Dataset rows:
START

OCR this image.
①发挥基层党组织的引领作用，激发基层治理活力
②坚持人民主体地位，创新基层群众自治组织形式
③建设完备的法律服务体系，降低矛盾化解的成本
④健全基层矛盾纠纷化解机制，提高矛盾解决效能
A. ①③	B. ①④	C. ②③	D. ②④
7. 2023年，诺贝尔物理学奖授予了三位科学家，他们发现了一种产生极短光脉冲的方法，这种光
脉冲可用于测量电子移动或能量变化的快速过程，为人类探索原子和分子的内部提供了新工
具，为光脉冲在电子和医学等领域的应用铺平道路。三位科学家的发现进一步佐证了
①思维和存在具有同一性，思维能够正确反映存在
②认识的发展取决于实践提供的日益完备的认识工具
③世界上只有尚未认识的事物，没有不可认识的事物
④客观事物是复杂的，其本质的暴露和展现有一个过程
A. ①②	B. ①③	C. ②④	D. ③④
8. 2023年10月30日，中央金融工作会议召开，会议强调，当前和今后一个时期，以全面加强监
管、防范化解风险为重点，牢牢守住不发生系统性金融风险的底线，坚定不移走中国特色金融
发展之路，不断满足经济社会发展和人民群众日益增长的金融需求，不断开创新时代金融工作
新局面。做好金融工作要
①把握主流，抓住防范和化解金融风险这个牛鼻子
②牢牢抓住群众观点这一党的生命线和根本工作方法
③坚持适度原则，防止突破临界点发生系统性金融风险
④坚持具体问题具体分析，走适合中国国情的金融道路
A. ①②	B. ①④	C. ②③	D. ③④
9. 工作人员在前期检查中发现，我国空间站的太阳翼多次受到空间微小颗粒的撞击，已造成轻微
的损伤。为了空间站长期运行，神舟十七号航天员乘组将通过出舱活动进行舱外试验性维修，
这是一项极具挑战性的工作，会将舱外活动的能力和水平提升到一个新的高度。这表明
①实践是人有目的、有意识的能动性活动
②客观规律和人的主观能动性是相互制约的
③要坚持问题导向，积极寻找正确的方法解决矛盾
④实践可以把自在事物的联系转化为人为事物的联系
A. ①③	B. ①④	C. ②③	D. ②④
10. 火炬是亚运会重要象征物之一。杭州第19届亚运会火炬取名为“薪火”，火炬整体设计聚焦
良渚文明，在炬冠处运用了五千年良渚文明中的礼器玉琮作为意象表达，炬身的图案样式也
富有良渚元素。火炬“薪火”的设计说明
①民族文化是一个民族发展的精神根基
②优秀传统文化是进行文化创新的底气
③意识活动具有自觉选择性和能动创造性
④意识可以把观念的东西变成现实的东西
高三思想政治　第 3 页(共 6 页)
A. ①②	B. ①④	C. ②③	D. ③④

END

Your goal:
Extract all of the data exactly as written.

Result of the exercise:
OCR this image.
①发挥基层党组织的引领作用，激发基层治理活力
②坚持人民主体地位，创新基层群众自治组织形式
③建设完备的法律服务体系，降低矛盾化解的成本
④健全基层矛盾纠纷化解机制，提高矛盾解决效能
A. ①③	B. ①④	C. ②③	D. ②④
7. 2023年，诺贝尔物理学奖授予了三位科学家，他们发现了一种产生极短光脉冲的方法，这种光
脉冲可用于测量电子移动或能量变化的快速过程，为人类探索原子和分子的内部提供了新工
具，为光脉冲在电子和医学等领域的应用铺平道路。三位科学家的发现进一步佐证了
①思维和存在具有同一性，思维能够正确反映存在
②认识的发展取决于实践提供的日益完备的认识工具
③世界上只有尚未认识的事物，没有不可认识的事物
④客观事物是复杂的，其本质的暴露和展现有一个过程
A. ①②	B. ①③	C. ②④	D. ③④
8. 2023年10月30日，中央金融工作会议召开，会议强调，当前和今后一个时期，以全面加强监
管、防范化解风险为重点，牢牢守住不发生系统性金融风险的底线，坚定不移走中国特色金融
发展之路，不断满足经济社会发展和人民群众日益增长的金融需求，不断开创新时代金融工作
新局面。做好金融工作要
①把握主流，抓住防范和化解金融风险这个牛鼻子
②牢牢抓住群众观点这一党的生命线和根本工作方法
③坚持适度原则，防止突破临界点发生系统性金融风险
④坚持具体问题具体分析，走适合中国国情的金融道路
A. ①②	B. ①④	C. ②③	D. ③④
9. 工作人员在前期检查中发现，我国空间站的太阳翼多次受到空间微小颗粒的撞击，已造成轻微
的损伤。为了空间站长期运行，神舟十七号航天员乘组将通过出舱活动进行舱外试验性维修，
这是一项极具挑战性的工作，会将舱外活动的能力和水平提升到一个新的高度。这表明
①实践是人有目的、有意识的能动性活动
②客观规律和人的主观能动性是相互制约的
③要坚持问题导向，积极寻找正确的方法解决矛盾
④实践可以把自在事物的联系转化为人为事物的联系
A. ①③	B. ①④	C. ②③	D. ②④
10. 火炬是亚运会重要象征物之一。杭州第19届亚运会火炬取名为“薪火”，火炬整体设计聚焦
良渚文明，在炬冠处运用了五千年良渚文明中的礼器玉琮作为意象表达，炬身的图案样式也
富有良渚元素。火炬“薪火”的设计说明
①民族文化是一个民族发展的精神根基
②优秀传统文化是进行文化创新的底气
③意识活动具有自觉选择性和能动创造性
④意识可以把观念的东西变成现实的东西
高三思想政治　第 3 页(共 6 页)
A. ①②	B. ①④	C. ②③	D. ③④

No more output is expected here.